- _WHAT IS EXPECTED_
Copy the listing below in full and skip every picture.

>>>

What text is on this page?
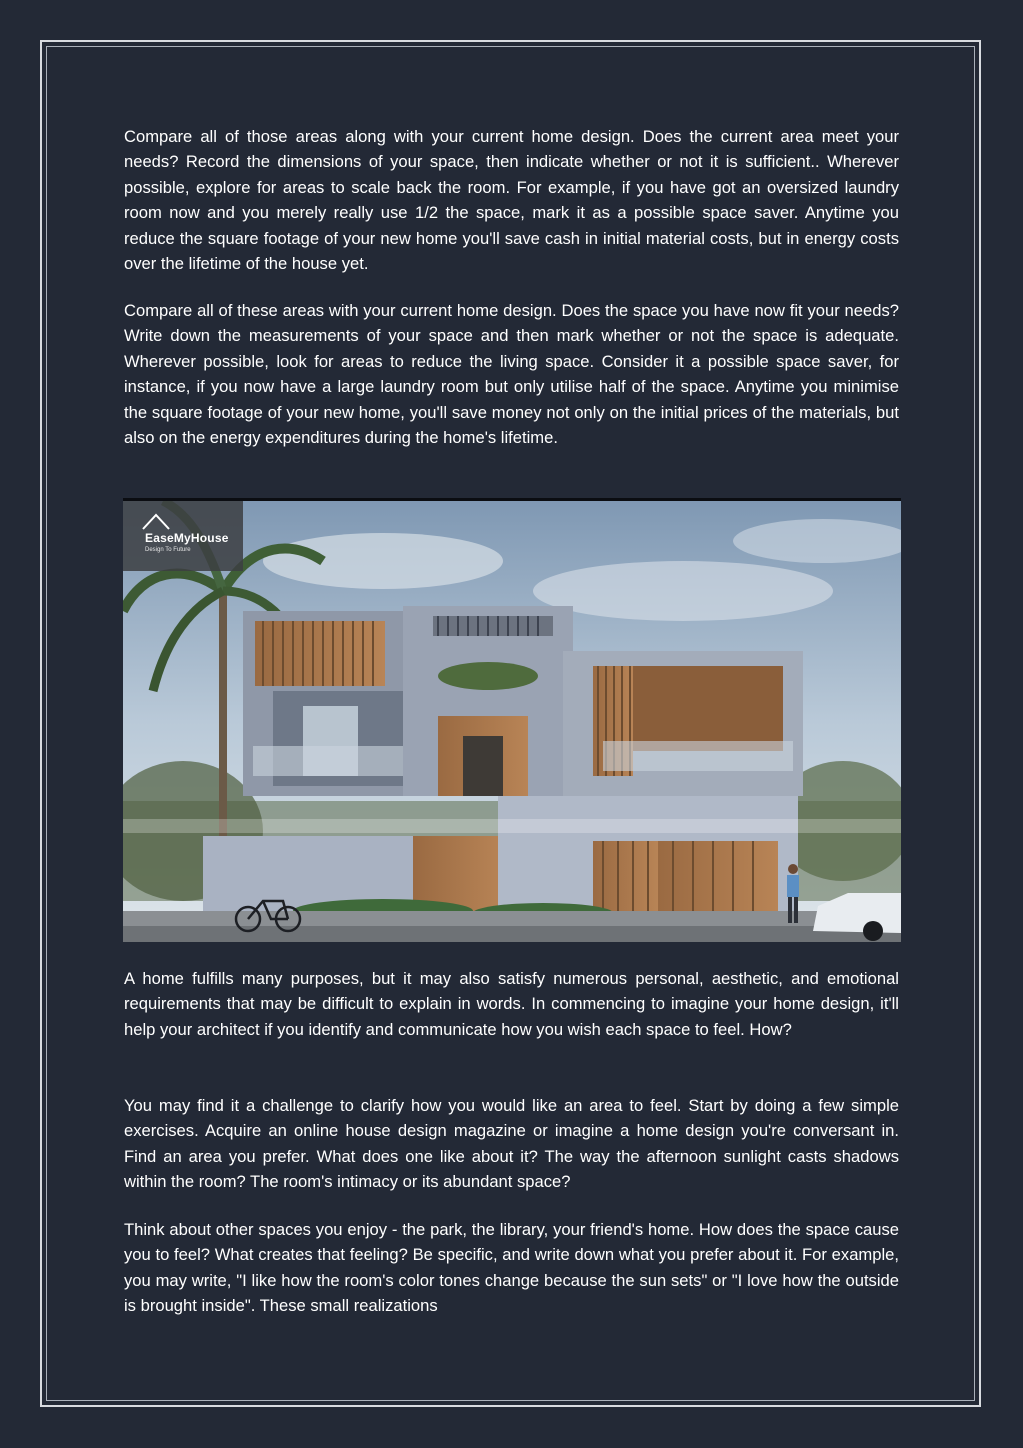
Compare all of those areas along with your current home design. Does the current area meet your needs? Record the dimensions of your space, then indicate whether or not it is sufficient.. Wherever possible, explore for areas to scale back the room. For example, if you have got an oversized laundry room now and you merely really use 1/2 the space, mark it as a possible space saver. Anytime you reduce the square footage of your new home you'll save cash in initial material costs, but in energy costs over the lifetime of the house yet.

Compare all of these areas with your current home design. Does the space you have now fit your needs? Write down the measurements of your space and then mark whether or not the space is adequate. Wherever possible, look for areas to reduce the living space. Consider it a possible space saver, for instance, if you now have a large laundry room but only utilise half of the space. Anytime you minimise the square footage of your new home, you'll save money not only on the initial prices of the materials, but also on the energy expenditures during the home's lifetime.

EaseMyHouse
Design To Future

A home fulfills many purposes, but it may also satisfy numerous personal, aesthetic, and emotional requirements that may be difficult to explain in words. In commencing to imagine your home design, it'll help your architect if you identify and communicate how you wish each space to feel. How?

You may find it a challenge to clarify how you would like an area to feel. Start by doing a few simple exercises. Acquire an online house design magazine or imagine a home design you're conversant in. Find an area you prefer. What does one like about it? The way the afternoon sunlight casts shadows within the room? The room's intimacy or its abundant space?

Think about other spaces you enjoy - the park, the library, your friend's home. How does the space cause you to feel? What creates that feeling? Be specific, and write down what you prefer about it. For example, you may write, "I like how the room's color tones change because the sun sets" or "I love how the outside is brought inside". These small realizations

<<<

- _OUTPUT FOR THIS TASK_
What text is on this page?
Compare all of those areas along with your current home design. Does the current area meet your needs? Record the dimensions of your space, then indicate whether or not it is sufficient.. Wherever possible, explore for areas to scale back the room. For example, if you have got an oversized laundry room now and you merely really use 1/2 the space, mark it as a possible space saver. Anytime you reduce the square footage of your new home you'll save cash in initial material costs, but in energy costs over the lifetime of the house yet.

Compare all of these areas with your current home design. Does the space you have now fit your needs? Write down the measurements of your space and then mark whether or not the space is adequate. Wherever possible, look for areas to reduce the living space. Consider it a possible space saver, for instance, if you now have a large laundry room but only utilise half of the space. Anytime you minimise the square footage of your new home, you'll save money not only on the initial prices of the materials, but also on the energy expenditures during the home's lifetime.

EaseMyHouse
Design To Future

A home fulfills many purposes, but it may also satisfy numerous personal, aesthetic, and emotional requirements that may be difficult to explain in words. In commencing to imagine your home design, it'll help your architect if you identify and communicate how you wish each space to feel. How?

You may find it a challenge to clarify how you would like an area to feel. Start by doing a few simple exercises. Acquire an online house design magazine or imagine a home design you're conversant in. Find an area you prefer. What does one like about it? The way the afternoon sunlight casts shadows within the room? The room's intimacy or its abundant space?

Think about other spaces you enjoy - the park, the library, your friend's home. How does the space cause you to feel? What creates that feeling? Be specific, and write down what you prefer about it. For example, you may write, "I like how the room's color tones change because the sun sets" or "I love how the outside is brought inside". These small realizations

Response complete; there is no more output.